══ Materials provided ══
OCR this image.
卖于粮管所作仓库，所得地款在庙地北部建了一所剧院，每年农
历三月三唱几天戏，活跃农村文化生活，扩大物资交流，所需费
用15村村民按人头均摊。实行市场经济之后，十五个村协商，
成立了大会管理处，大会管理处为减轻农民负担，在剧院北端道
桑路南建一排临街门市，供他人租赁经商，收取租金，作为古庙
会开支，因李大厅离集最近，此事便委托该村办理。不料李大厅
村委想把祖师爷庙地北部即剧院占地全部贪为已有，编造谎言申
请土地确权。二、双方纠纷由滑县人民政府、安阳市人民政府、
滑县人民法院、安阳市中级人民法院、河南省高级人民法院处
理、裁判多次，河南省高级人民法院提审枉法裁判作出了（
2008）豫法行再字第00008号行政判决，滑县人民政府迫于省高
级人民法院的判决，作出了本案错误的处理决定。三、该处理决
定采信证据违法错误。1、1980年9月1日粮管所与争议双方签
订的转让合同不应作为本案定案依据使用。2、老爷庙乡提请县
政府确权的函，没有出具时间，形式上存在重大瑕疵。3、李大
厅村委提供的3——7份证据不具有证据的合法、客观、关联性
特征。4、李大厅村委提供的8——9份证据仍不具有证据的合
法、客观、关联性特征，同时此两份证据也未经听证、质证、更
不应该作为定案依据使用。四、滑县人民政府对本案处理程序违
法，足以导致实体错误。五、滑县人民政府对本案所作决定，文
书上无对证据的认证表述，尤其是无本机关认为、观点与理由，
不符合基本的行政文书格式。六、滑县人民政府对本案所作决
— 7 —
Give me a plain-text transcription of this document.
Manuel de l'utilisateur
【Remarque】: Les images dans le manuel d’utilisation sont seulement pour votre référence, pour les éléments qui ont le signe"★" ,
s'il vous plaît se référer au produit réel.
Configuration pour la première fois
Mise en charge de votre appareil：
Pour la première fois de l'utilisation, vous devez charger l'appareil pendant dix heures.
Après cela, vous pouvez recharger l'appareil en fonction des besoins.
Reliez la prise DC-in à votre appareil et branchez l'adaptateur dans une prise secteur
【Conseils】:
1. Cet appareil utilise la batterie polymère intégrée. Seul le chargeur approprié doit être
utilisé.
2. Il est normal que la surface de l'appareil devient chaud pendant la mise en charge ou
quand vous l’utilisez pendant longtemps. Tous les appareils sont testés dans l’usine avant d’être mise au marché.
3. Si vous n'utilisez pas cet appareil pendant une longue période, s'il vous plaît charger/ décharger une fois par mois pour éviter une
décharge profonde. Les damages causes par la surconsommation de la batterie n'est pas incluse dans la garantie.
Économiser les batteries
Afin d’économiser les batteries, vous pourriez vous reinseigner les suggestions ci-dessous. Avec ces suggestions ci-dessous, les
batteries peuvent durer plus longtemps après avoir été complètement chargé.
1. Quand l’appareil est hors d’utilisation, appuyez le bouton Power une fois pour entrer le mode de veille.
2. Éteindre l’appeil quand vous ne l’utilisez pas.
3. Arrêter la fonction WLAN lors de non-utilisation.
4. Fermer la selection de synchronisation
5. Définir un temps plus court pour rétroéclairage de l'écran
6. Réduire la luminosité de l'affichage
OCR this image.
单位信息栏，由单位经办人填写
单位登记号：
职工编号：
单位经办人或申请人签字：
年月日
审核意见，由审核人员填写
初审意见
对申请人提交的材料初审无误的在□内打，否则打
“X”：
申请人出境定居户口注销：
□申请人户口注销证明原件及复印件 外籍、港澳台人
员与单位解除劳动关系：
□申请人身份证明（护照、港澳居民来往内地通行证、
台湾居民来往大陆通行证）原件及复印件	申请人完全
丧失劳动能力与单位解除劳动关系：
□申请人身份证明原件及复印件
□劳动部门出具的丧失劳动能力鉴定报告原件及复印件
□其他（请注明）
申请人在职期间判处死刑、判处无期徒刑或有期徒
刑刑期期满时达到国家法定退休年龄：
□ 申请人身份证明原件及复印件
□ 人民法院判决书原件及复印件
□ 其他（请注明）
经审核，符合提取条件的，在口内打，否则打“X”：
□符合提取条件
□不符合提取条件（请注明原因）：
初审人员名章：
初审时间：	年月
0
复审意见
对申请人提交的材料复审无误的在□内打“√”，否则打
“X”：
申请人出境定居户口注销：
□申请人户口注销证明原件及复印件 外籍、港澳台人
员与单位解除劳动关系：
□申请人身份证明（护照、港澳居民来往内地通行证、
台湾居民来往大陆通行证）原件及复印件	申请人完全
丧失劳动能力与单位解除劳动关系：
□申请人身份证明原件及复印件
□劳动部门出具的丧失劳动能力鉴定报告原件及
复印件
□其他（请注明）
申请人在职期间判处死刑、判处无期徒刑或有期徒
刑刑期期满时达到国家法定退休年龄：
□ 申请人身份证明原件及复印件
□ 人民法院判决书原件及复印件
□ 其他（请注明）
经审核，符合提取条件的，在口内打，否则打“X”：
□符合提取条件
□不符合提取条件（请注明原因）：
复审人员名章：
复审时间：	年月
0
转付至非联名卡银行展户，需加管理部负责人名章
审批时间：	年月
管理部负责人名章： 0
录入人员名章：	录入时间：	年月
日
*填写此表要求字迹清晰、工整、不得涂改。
═══
Using the records above, list each line that includes "votre".

【Remarque】: Les images dans le manuel d’utilisation sont seulement pour votre référence, pour les éléments qui ont le signe"★" ,
Mise en charge de votre appareil：
Reliez la prise DC-in à votre appareil et branchez l'adaptateur dans une prise secteur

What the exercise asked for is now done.